[Data entries]
[start]
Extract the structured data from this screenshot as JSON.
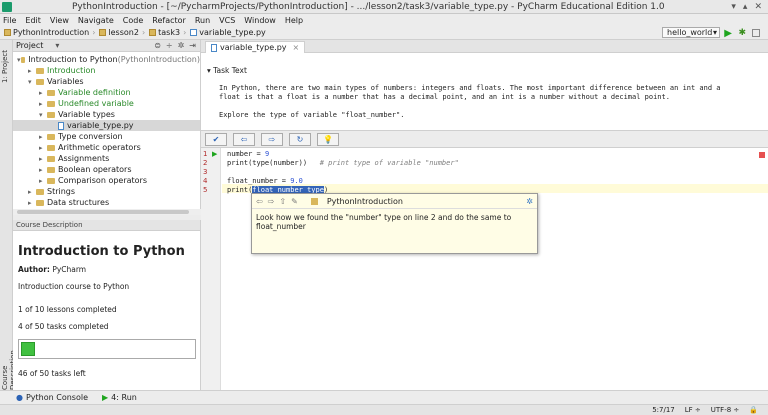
{
  "window": {
    "title": "PythonIntroduction - [~/PycharmProjects/PythonIntroduction] - .../lesson2/task3/variable_type.py - PyCharm Educational Edition 1.0"
  },
  "menu": [
    "File",
    "Edit",
    "View",
    "Navigate",
    "Code",
    "Refactor",
    "Run",
    "VCS",
    "Window",
    "Help"
  ],
  "breadcrumb": [
    "PythonIntroduction",
    "lesson2",
    "task3",
    "variable_type.py"
  ],
  "run_config": "hello_world",
  "side_tabs": {
    "project": "1: Project",
    "course": "Course Description"
  },
  "project_panel": {
    "title": "Project",
    "tree": [
      {
        "label": "Introduction to Python",
        "suffix": " (PythonIntroduction)",
        "level": 0,
        "arrow": "▾",
        "kind": "folder",
        "color": "normal"
      },
      {
        "label": "Introduction",
        "level": 1,
        "arrow": "▸",
        "kind": "folder",
        "color": "green"
      },
      {
        "label": "Variables",
        "level": 1,
        "arrow": "▾",
        "kind": "folder",
        "color": "normal"
      },
      {
        "label": "Variable definition",
        "level": 2,
        "arrow": "▸",
        "kind": "folder",
        "color": "green"
      },
      {
        "label": "Undefined variable",
        "level": 2,
        "arrow": "▸",
        "kind": "folder",
        "color": "green"
      },
      {
        "label": "Variable types",
        "level": 2,
        "arrow": "▾",
        "kind": "folder",
        "color": "normal"
      },
      {
        "label": "variable_type.py",
        "level": 3,
        "arrow": "",
        "kind": "file",
        "color": "normal",
        "selected": true
      },
      {
        "label": "Type conversion",
        "level": 2,
        "arrow": "▸",
        "kind": "folder",
        "color": "normal"
      },
      {
        "label": "Arithmetic operators",
        "level": 2,
        "arrow": "▸",
        "kind": "folder",
        "color": "normal"
      },
      {
        "label": "Assignments",
        "level": 2,
        "arrow": "▸",
        "kind": "folder",
        "color": "normal"
      },
      {
        "label": "Boolean operators",
        "level": 2,
        "arrow": "▸",
        "kind": "folder",
        "color": "normal"
      },
      {
        "label": "Comparison operators",
        "level": 2,
        "arrow": "▸",
        "kind": "folder",
        "color": "normal"
      },
      {
        "label": "Strings",
        "level": 1,
        "arrow": "▸",
        "kind": "folder",
        "color": "normal"
      },
      {
        "label": "Data structures",
        "level": 1,
        "arrow": "▸",
        "kind": "folder",
        "color": "normal"
      }
    ]
  },
  "course": {
    "header": "Course Description",
    "title": "Introduction to Python",
    "author_label": "Author:",
    "author": "PyCharm",
    "description": "Introduction course to Python",
    "lessons": "1 of 10 lessons completed",
    "tasks": "4 of 50 tasks completed",
    "progress": 0.08,
    "tasks_left": "46 of 50 tasks left"
  },
  "editor_tab": "variable_type.py",
  "task": {
    "heading": "Task Text",
    "body": "In Python, there are two main types of numbers: integers and floats. The most important difference between an int and a\nfloat is that a float is a number that has a decimal point, and an int is a number without a decimal point.\n\nExplore the type of variable \"float_number\"."
  },
  "code": {
    "line_numbers": [
      "1",
      "2",
      "3",
      "4",
      "5"
    ],
    "l1a": "number = ",
    "l1b": "9",
    "l2a": "print(type(number))   ",
    "l2b": "# print type of variable \"number\"",
    "l4a": "float_number = ",
    "l4b": "9.0",
    "l5a": "print(",
    "l5b": "float number type",
    "l5c": ")"
  },
  "hint": {
    "project": "PythonIntroduction",
    "text": "Look how we found the \"number\" type on line 2 and do the same to float_number"
  },
  "status": {
    "console": "Python Console",
    "run": "4: Run",
    "position": "5:7/17",
    "line_sep": "LF ÷",
    "encoding": "UTF-8 ÷"
  }
}
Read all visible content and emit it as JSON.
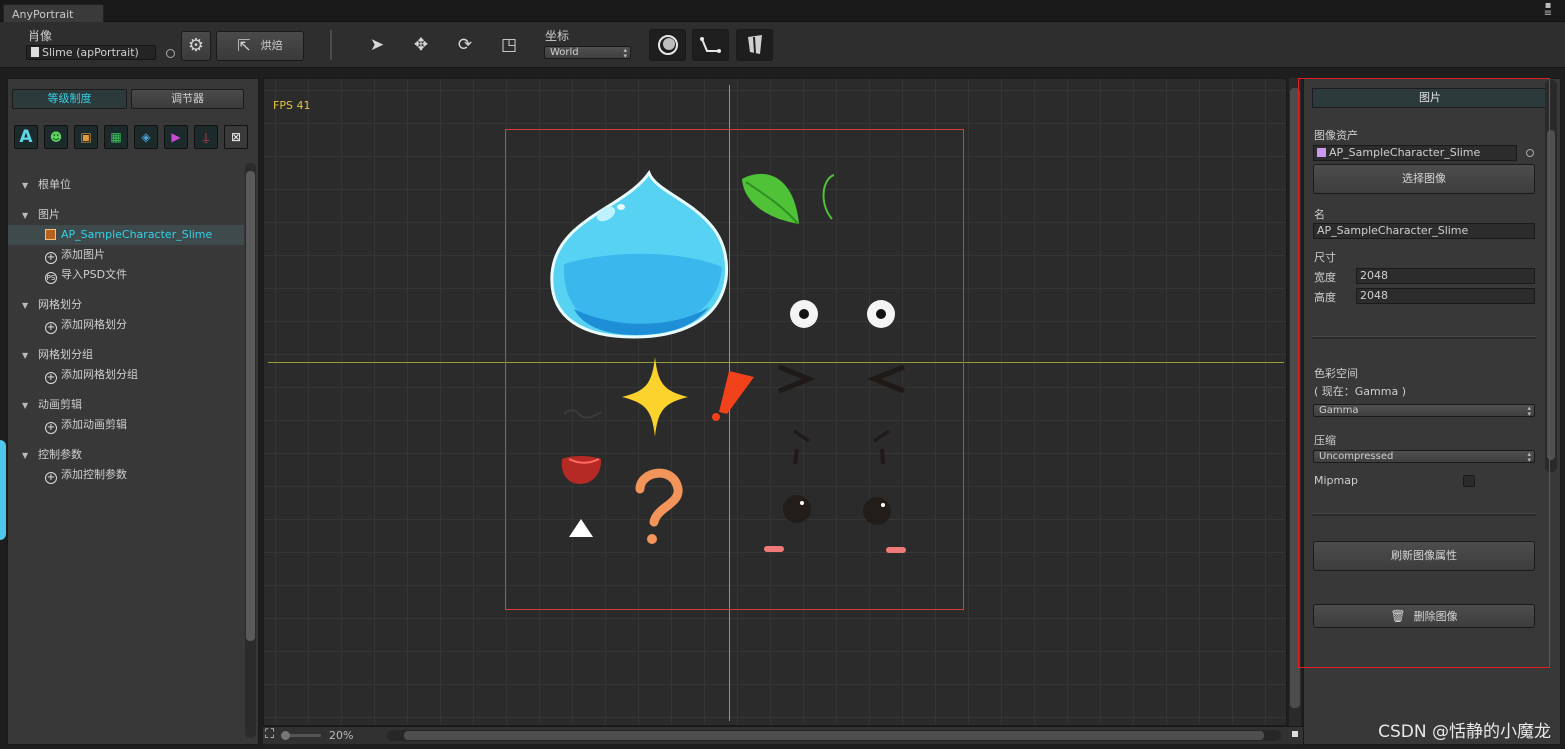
{
  "window": {
    "tab_title": "AnyPortrait",
    "menu_glyph": "▪ ≡"
  },
  "toolbar": {
    "portrait_label": "肖像",
    "portrait_field": "Slime (apPortrait)",
    "bake_label": "烘焙",
    "coord_label": "坐标",
    "coord_value": "World",
    "tools": [
      "select-tool",
      "move-tool",
      "rotate-tool",
      "scale-tool"
    ]
  },
  "left_panel": {
    "tabs": [
      {
        "label": "等级制度",
        "active": true
      },
      {
        "label": "调节器",
        "active": false
      }
    ],
    "icon_buttons": [
      "text-icon",
      "character-icon",
      "image-icon",
      "mesh-icon",
      "mesh-group-icon",
      "animation-icon",
      "control-param-icon",
      "close-box-icon"
    ],
    "tree": [
      {
        "type": "header",
        "label": "根单位"
      },
      {
        "type": "header",
        "label": "图片"
      },
      {
        "type": "image",
        "label": "AP_SampleCharacter_Slime",
        "selected": true
      },
      {
        "type": "add",
        "label": "添加图片"
      },
      {
        "type": "psd",
        "label": "导入PSD文件"
      },
      {
        "type": "header",
        "label": "网格划分"
      },
      {
        "type": "add",
        "label": "添加网格划分"
      },
      {
        "type": "header",
        "label": "网格划分组"
      },
      {
        "type": "add",
        "label": "添加网格划分组"
      },
      {
        "type": "header",
        "label": "动画剪辑"
      },
      {
        "type": "add",
        "label": "添加动画剪辑"
      },
      {
        "type": "header",
        "label": "控制参数"
      },
      {
        "type": "add",
        "label": "添加控制参数"
      }
    ]
  },
  "canvas": {
    "fps": "FPS 41",
    "zoom": "20%",
    "colors": {
      "axis": "#9c9b3a",
      "bounds": "#d93a3a",
      "fps": "#e3c23e"
    }
  },
  "right_panel": {
    "title": "图片",
    "asset_label": "图像资产",
    "asset_value": "AP_SampleCharacter_Slime",
    "select_image_button": "选择图像",
    "name_label": "名",
    "name_value": "AP_SampleCharacter_Slime",
    "size_label": "尺寸",
    "width_label": "宽度",
    "width_value": "2048",
    "height_label": "高度",
    "height_value": "2048",
    "colorspace_label": "色彩空间",
    "colorspace_current": "( 现在：Gamma )",
    "colorspace_value": "Gamma",
    "compression_label": "压缩",
    "compression_value": "Uncompressed",
    "mipmap_label": "Mipmap",
    "mipmap_checked": false,
    "refresh_button": "刷新图像属性",
    "delete_button": "删除图像"
  },
  "watermark": "CSDN @恬静的小魔龙"
}
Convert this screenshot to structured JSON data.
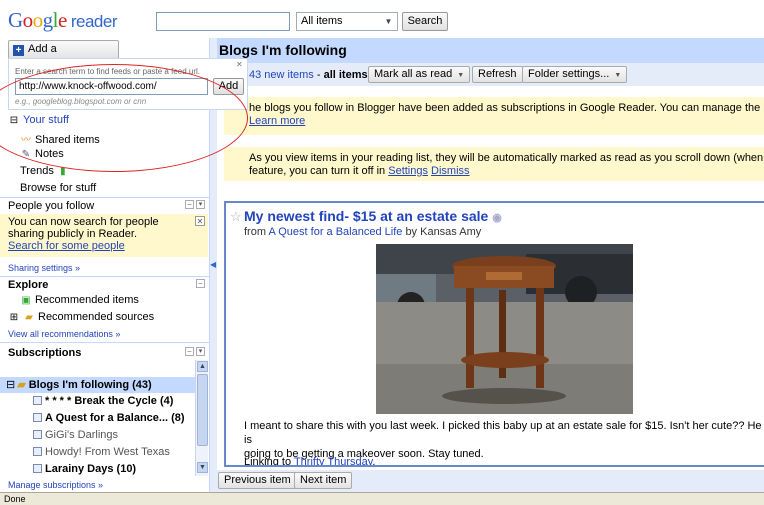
{
  "header": {
    "logo_text": [
      "G",
      "o",
      "o",
      "g",
      "l",
      "e"
    ],
    "product": "reader",
    "search_value": "",
    "search_scope": "All items",
    "search_button": "Search"
  },
  "sidebar": {
    "add_subscription": "Add a subscription",
    "popup": {
      "hint": "Enter a search term to find feeds or paste a feed url.",
      "input_value": "http://www.knock-offwood.com/",
      "add_label": "Add",
      "example": "e.g., googleblog.blogspot.com or cnn"
    },
    "your_stuff": "Your stuff",
    "shared_items": "Shared items",
    "notes": "Notes",
    "trends": "Trends",
    "browse": "Browse for stuff",
    "people_title": "People you follow",
    "people_note_line1": "You can now search for people",
    "people_note_line2": "sharing publicly in Reader.",
    "people_note_link": "Search for some people",
    "sharing_settings": "Sharing settings »",
    "explore_title": "Explore",
    "recommended_items": "Recommended items",
    "recommended_sources": "Recommended sources",
    "view_recs": "View all recommendations »",
    "subscriptions_title": "Subscriptions",
    "folder": "Blogs I'm following (43)",
    "feeds": [
      {
        "label": "* * * * Break the Cycle (4)"
      },
      {
        "label": "A Quest for a Balance... (8)"
      },
      {
        "label": "GiGi's Darlings"
      },
      {
        "label": "Howdy! From West Texas"
      },
      {
        "label": "Larainy Days (10)"
      }
    ],
    "manage": "Manage subscriptions »"
  },
  "main": {
    "title": "Blogs I'm following",
    "new_items": "43 new items",
    "sep": " - ",
    "all_items": "all items",
    "mark_all_read": "Mark all as read",
    "refresh": "Refresh",
    "folder_settings": "Folder settings...",
    "notice1_text": "he blogs you follow in Blogger have been added as subscriptions in Google Reader. You can manage the blogs y",
    "notice1_link": "Learn more",
    "notice2_text": "As you view items in your reading list, they will be automatically marked as read as you scroll down (when in the",
    "notice2_text2": "feature, you can turn it off in",
    "notice2_settings": "Settings",
    "notice2_dismiss": "Dismiss",
    "entry": {
      "title": "My newest find- $15 at an estate sale",
      "from": "from",
      "source": "A Quest for a Balanced Life",
      "by": "by Kansas Amy",
      "body_line1": "I meant to share this with you last week. I picked this baby up at an estate sale for $15. Isn't her cute?? He is",
      "body_line2": "going to be getting a makeover soon. Stay tuned.",
      "linking_to": "Linking to",
      "link": "Thrifty Thursday",
      "link_end": "."
    },
    "previous_item": "Previous item",
    "next_item": "Next item"
  },
  "status": "Done"
}
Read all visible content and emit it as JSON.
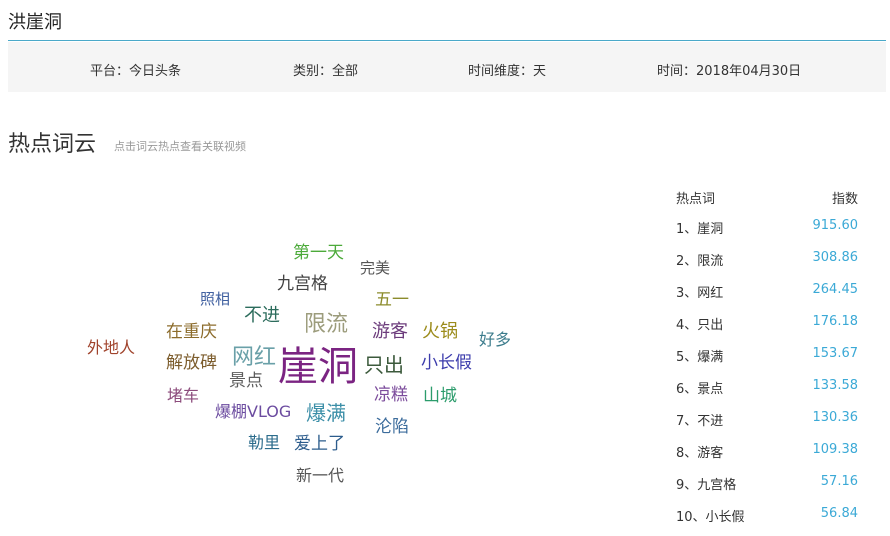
{
  "header": {
    "title": "洪崖洞"
  },
  "filters": [
    {
      "label": "平台：",
      "value": "今日头条"
    },
    {
      "label": "类别：",
      "value": "全部"
    },
    {
      "label": "时间维度：",
      "value": "天"
    },
    {
      "label": "时间：",
      "value": "2018年04月30日"
    }
  ],
  "section": {
    "title": "热点词云",
    "hint": "点击词云热点查看关联视频"
  },
  "cloud_words": [
    {
      "text": "崖洞",
      "color": "#7b2482"
    },
    {
      "text": "限流",
      "color": "#9c9c7c"
    },
    {
      "text": "网红",
      "color": "#6aa0a8"
    },
    {
      "text": "只出",
      "color": "#3c5a3c"
    },
    {
      "text": "爆满",
      "color": "#3c8fa8"
    },
    {
      "text": "第一天",
      "color": "#4caa3a"
    },
    {
      "text": "完美",
      "color": "#555555"
    },
    {
      "text": "九宫格",
      "color": "#444444"
    },
    {
      "text": "五一",
      "color": "#8c8c2c"
    },
    {
      "text": "照相",
      "color": "#4060a0"
    },
    {
      "text": "不进",
      "color": "#2c6c5c"
    },
    {
      "text": "游客",
      "color": "#6c3c7c"
    },
    {
      "text": "火锅",
      "color": "#9c8c1c"
    },
    {
      "text": "好多",
      "color": "#3c7c8c"
    },
    {
      "text": "外地人",
      "color": "#a0432c"
    },
    {
      "text": "在重庆",
      "color": "#8c6c2c"
    },
    {
      "text": "小长假",
      "color": "#3c3cac"
    },
    {
      "text": "解放碑",
      "color": "#7c5c2c"
    },
    {
      "text": "景点",
      "color": "#5c5c5c"
    },
    {
      "text": "凉糕",
      "color": "#7c4c9c"
    },
    {
      "text": "山城",
      "color": "#2c9c6c"
    },
    {
      "text": "堵车",
      "color": "#8c4c7c"
    },
    {
      "text": "爆棚VLOG",
      "color": "#6c4ca0"
    },
    {
      "text": "沦陷",
      "color": "#3c6c9c"
    },
    {
      "text": "勒里",
      "color": "#2c6c8c"
    },
    {
      "text": "爱上了",
      "color": "#2c5c8c"
    },
    {
      "text": "新一代",
      "color": "#555555"
    }
  ],
  "ranking": {
    "header_term": "热点词",
    "header_score": "指数",
    "rows": [
      {
        "term": "1、崖洞",
        "score": "915.60"
      },
      {
        "term": "2、限流",
        "score": "308.86"
      },
      {
        "term": "3、网红",
        "score": "264.45"
      },
      {
        "term": "4、只出",
        "score": "176.18"
      },
      {
        "term": "5、爆满",
        "score": "153.67"
      },
      {
        "term": "6、景点",
        "score": "133.58"
      },
      {
        "term": "7、不进",
        "score": "130.36"
      },
      {
        "term": "8、游客",
        "score": "109.38"
      },
      {
        "term": "9、九宫格",
        "score": "57.16"
      },
      {
        "term": "10、小长假",
        "score": "56.84"
      }
    ]
  }
}
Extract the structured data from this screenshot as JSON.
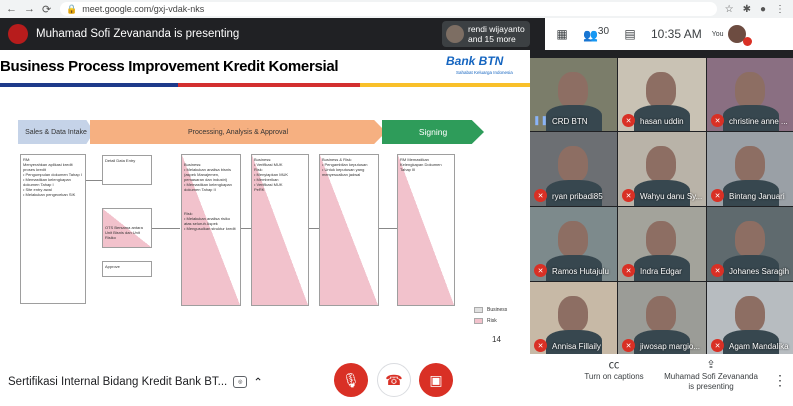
[end]
**Exercise directions:** Each line that holds the word "print" is to be copied.

**Written response:**
    "l2a": "print(type(number))   ",
    "l2b": "# print type of variable \"number\"",
    "l5a": "print(",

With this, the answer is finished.